Reproduce the full listing below unchanged, apart from the pictures.

>> BEGIN SOURCE MATERIAL

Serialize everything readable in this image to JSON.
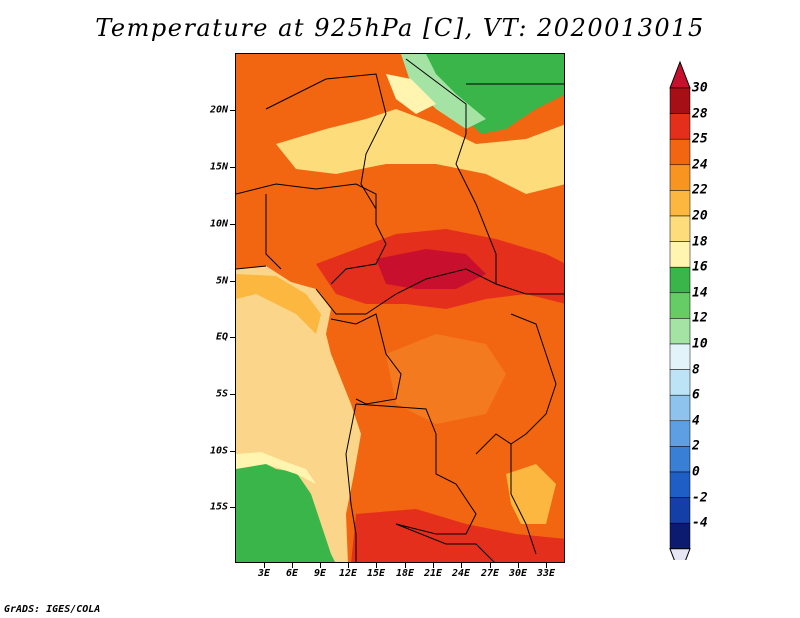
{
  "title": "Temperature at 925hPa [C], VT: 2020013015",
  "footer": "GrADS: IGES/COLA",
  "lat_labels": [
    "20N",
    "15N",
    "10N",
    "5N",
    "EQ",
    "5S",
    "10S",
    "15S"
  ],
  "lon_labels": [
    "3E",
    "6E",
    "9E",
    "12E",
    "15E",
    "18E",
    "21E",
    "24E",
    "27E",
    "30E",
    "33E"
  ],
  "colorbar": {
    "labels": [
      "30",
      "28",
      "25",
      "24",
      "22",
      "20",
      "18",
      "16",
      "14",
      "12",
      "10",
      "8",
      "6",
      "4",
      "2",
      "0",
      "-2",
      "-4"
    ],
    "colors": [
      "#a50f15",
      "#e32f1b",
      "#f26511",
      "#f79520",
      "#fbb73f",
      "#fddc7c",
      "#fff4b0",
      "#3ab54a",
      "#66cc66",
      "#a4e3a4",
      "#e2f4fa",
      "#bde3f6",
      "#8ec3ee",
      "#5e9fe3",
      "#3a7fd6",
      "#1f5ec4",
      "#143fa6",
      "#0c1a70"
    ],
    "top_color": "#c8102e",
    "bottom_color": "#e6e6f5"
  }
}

>> END SOURCE MATERIAL

_FINISHED ANSWER_:
Serialize everything readable in this image to JSON.
{
  "title": "Temperature at 925hPa [C], VT: 2020013015",
  "footer": "GrADS: IGES/COLA",
  "lat_labels": [
    "20N",
    "15N",
    "10N",
    "5N",
    "EQ",
    "5S",
    "10S",
    "15S"
  ],
  "lon_labels": [
    "3E",
    "6E",
    "9E",
    "12E",
    "15E",
    "18E",
    "21E",
    "24E",
    "27E",
    "30E",
    "33E"
  ],
  "colorbar": {
    "labels": [
      "30",
      "28",
      "25",
      "24",
      "22",
      "20",
      "18",
      "16",
      "14",
      "12",
      "10",
      "8",
      "6",
      "4",
      "2",
      "0",
      "-2",
      "-4"
    ],
    "colors": [
      "#a50f15",
      "#e32f1b",
      "#f26511",
      "#f79520",
      "#fbb73f",
      "#fddc7c",
      "#fff4b0",
      "#3ab54a",
      "#66cc66",
      "#a4e3a4",
      "#e2f4fa",
      "#bde3f6",
      "#8ec3ee",
      "#5e9fe3",
      "#3a7fd6",
      "#1f5ec4",
      "#143fa6",
      "#0c1a70"
    ],
    "top_color": "#c8102e",
    "bottom_color": "#e6e6f5"
  }
}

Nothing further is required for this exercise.